* Directions for this task *
Transcribe the records exactly. Pictures do not belong in the transcription.

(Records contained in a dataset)

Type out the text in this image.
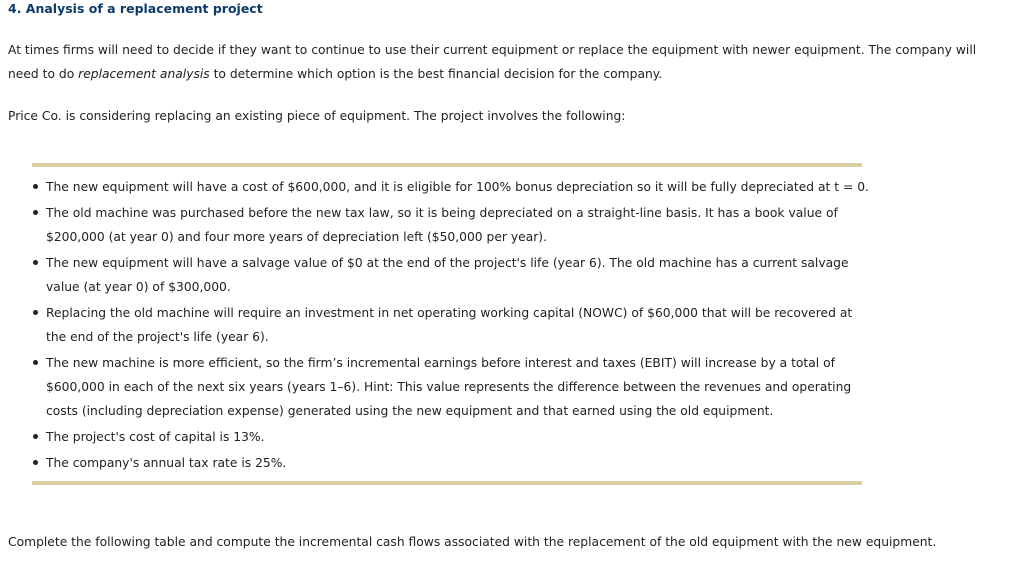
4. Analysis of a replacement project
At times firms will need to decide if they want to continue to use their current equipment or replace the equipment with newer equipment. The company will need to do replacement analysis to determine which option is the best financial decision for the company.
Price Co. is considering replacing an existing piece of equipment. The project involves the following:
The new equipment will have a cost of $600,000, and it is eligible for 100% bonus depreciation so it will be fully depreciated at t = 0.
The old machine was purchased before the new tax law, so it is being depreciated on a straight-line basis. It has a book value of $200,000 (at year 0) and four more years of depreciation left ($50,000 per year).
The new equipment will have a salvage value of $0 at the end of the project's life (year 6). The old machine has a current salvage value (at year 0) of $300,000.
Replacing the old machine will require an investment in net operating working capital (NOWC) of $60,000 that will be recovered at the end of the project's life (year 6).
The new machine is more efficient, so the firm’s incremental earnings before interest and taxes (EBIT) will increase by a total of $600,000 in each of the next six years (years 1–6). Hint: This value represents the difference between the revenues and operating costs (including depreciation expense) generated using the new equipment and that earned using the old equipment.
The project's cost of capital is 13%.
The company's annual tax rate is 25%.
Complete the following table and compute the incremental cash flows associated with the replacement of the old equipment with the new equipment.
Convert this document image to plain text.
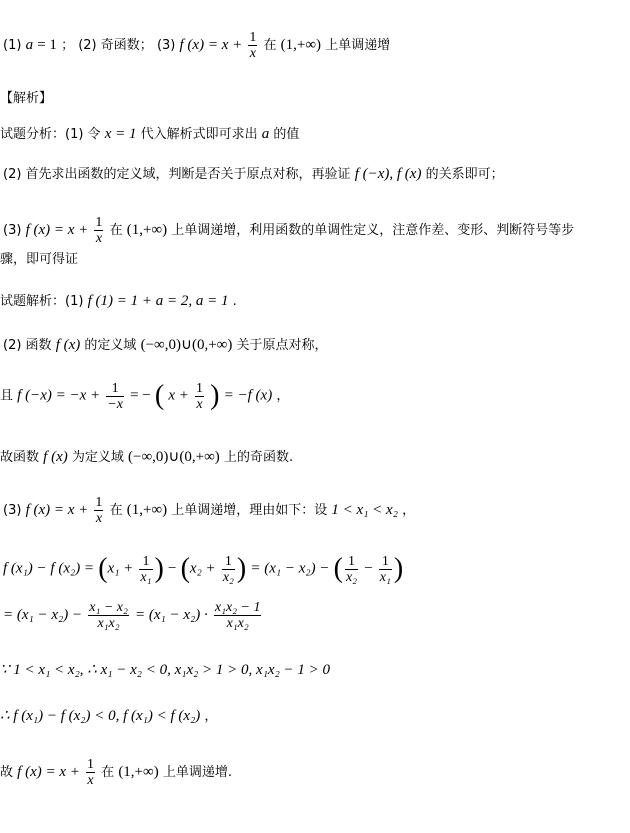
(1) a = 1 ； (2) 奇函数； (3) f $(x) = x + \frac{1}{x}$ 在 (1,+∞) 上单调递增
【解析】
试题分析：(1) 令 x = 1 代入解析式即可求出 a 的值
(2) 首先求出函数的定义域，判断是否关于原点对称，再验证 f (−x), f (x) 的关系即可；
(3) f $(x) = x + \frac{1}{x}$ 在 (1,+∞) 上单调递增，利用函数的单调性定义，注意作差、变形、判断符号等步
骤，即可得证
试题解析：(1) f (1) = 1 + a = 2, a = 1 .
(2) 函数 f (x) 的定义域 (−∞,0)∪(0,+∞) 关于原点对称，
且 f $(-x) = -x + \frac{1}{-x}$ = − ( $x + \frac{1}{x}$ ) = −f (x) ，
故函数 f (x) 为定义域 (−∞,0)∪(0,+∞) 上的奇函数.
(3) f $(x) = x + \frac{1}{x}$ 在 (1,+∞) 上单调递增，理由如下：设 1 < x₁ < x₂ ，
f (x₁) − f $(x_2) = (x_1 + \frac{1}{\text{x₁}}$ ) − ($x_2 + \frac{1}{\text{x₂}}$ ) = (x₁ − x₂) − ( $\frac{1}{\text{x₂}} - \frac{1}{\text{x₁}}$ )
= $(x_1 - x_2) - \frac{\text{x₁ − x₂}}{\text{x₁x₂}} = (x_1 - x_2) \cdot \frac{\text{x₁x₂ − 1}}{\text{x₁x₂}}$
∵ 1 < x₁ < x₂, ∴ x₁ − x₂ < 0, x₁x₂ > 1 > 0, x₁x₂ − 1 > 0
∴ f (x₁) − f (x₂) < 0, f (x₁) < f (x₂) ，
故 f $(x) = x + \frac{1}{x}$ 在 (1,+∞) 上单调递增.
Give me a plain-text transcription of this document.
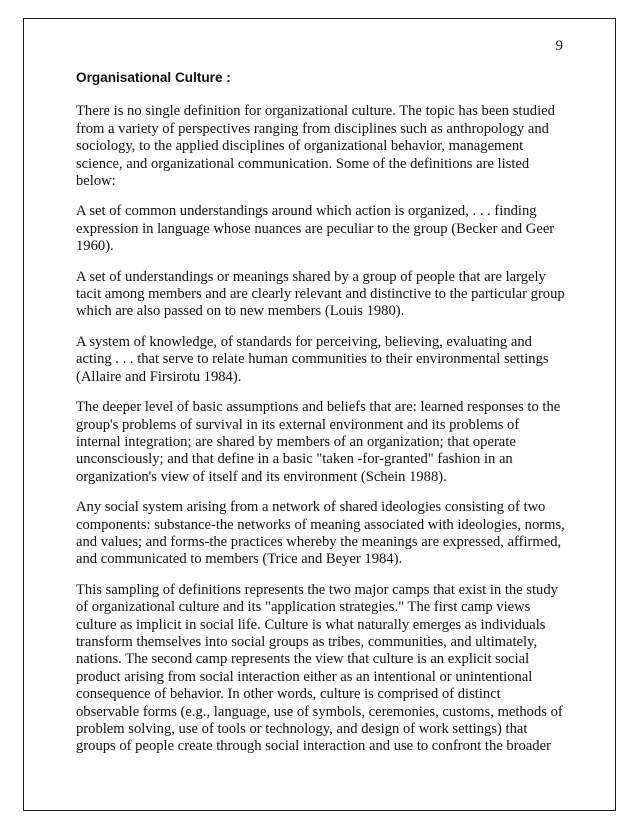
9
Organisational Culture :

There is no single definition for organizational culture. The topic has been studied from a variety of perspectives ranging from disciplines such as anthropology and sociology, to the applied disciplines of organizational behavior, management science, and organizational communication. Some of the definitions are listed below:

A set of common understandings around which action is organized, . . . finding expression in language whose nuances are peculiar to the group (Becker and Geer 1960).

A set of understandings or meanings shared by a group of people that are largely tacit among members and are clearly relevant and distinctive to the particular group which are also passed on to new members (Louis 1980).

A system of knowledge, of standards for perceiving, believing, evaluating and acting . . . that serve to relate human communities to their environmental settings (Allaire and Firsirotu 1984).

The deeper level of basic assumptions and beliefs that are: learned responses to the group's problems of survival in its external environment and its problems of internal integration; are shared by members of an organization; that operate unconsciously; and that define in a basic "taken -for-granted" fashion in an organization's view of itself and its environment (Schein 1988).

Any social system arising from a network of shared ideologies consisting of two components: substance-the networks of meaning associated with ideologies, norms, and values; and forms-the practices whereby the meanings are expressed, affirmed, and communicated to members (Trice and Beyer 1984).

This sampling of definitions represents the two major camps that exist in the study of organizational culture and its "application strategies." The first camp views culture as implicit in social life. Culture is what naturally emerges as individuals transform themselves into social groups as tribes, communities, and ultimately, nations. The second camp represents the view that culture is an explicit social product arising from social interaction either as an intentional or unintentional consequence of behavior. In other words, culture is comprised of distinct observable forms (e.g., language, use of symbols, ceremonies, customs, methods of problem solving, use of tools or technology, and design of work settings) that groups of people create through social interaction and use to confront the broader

* Answer below *
Type out the text in this image.
4. Analysis of a replacement project
At times firms will need to decide if they want to continue to use their current equipment or replace the equipment with newer equipment. The company will need to do replacement analysis to determine which option is the best financial decision for the company.
Price Co. is considering replacing an existing piece of equipment. The project involves the following:
The new equipment will have a cost of $600,000, and it is eligible for 100% bonus depreciation so it will be fully depreciated at t = 0.
The old machine was purchased before the new tax law, so it is being depreciated on a straight-line basis. It has a book value of $200,000 (at year 0) and four more years of depreciation left ($50,000 per year).
The new equipment will have a salvage value of $0 at the end of the project's life (year 6). The old machine has a current salvage value (at year 0) of $300,000.
Replacing the old machine will require an investment in net operating working capital (NOWC) of $60,000 that will be recovered at the end of the project's life (year 6).
The new machine is more efficient, so the firm’s incremental earnings before interest and taxes (EBIT) will increase by a total of $600,000 in each of the next six years (years 1–6). Hint: This value represents the difference between the revenues and operating costs (including depreciation expense) generated using the new equipment and that earned using the old equipment.
The project's cost of capital is 13%.
The company's annual tax rate is 25%.
Complete the following table and compute the incremental cash flows associated with the replacement of the old equipment with the new equipment.
Convert this document image to plain text.
(1) a = 1 ； (2) 奇函数； (3) f $(x) = x + \frac{1}{x}$ 在 (1,+∞) 上单调递增
【解析】
试题分析：(1) 令 x = 1 代入解析式即可求出 a 的值
(2) 首先求出函数的定义域，判断是否关于原点对称，再验证 f (−x), f (x) 的关系即可；
(3) f $(x) = x + \frac{1}{x}$ 在 (1,+∞) 上单调递增，利用函数的单调性定义，注意作差、变形、判断符号等步
骤，即可得证
试题解析：(1) f (1) = 1 + a = 2, a = 1 .
(2) 函数 f (x) 的定义域 (−∞,0)∪(0,+∞) 关于原点对称，
且 f $(-x) = -x + \frac{1}{-x}$ = − ( $x + \frac{1}{x}$ ) = −f (x) ，
故函数 f (x) 为定义域 (−∞,0)∪(0,+∞) 上的奇函数.
(3) f $(x) = x + \frac{1}{x}$ 在 (1,+∞) 上单调递增，理由如下：设 1 < x₁ < x₂ ，
f (x₁) − f $(x_2) = (x_1 + \frac{1}{\text{x₁}}$ ) − ($x_2 + \frac{1}{\text{x₂}}$ ) = (x₁ − x₂) − ( $\frac{1}{\text{x₂}} - \frac{1}{\text{x₁}}$ )
= $(x_1 - x_2) - \frac{\text{x₁ − x₂}}{\text{x₁x₂}} = (x_1 - x_2) \cdot \frac{\text{x₁x₂ − 1}}{\text{x₁x₂}}$
∵ 1 < x₁ < x₂, ∴ x₁ − x₂ < 0, x₁x₂ > 1 > 0, x₁x₂ − 1 > 0
∴ f (x₁) − f (x₂) < 0, f (x₁) < f (x₂) ，
故 f $(x) = x + \frac{1}{x}$ 在 (1,+∞) 上单调递增.
Give me a plain-text transcription of this document.
9
Organisational Culture :

There is no single definition for organizational culture. The topic has been studied from a variety of perspectives ranging from disciplines such as anthropology and sociology, to the applied disciplines of organizational behavior, management science, and organizational communication. Some of the definitions are listed below:

A set of common understandings around which action is organized, . . . finding expression in language whose nuances are peculiar to the group (Becker and Geer 1960).

A set of understandings or meanings shared by a group of people that are largely tacit among members and are clearly relevant and distinctive to the particular group which are also passed on to new members (Louis 1980).

A system of knowledge, of standards for perceiving, believing, evaluating and acting . . . that serve to relate human communities to their environmental settings (Allaire and Firsirotu 1984).

The deeper level of basic assumptions and beliefs that are: learned responses to the group's problems of survival in its external environment and its problems of internal integration; are shared by members of an organization; that operate unconsciously; and that define in a basic "taken -for-granted" fashion in an organization's view of itself and its environment (Schein 1988).

Any social system arising from a network of shared ideologies consisting of two components: substance-the networks of meaning associated with ideologies, norms, and values; and forms-the practices whereby the meanings are expressed, affirmed, and communicated to members (Trice and Beyer 1984).

This sampling of definitions represents the two major camps that exist in the study of organizational culture and its "application strategies." The first camp views culture as implicit in social life. Culture is what naturally emerges as individuals transform themselves into social groups as tribes, communities, and ultimately, nations. The second camp represents the view that culture is an explicit social product arising from social interaction either as an intentional or unintentional consequence of behavior. In other words, culture is comprised of distinct observable forms (e.g., language, use of symbols, ceremonies, customs, methods of problem solving, use of tools or technology, and design of work settings) that groups of people create through social interaction and use to confront the broader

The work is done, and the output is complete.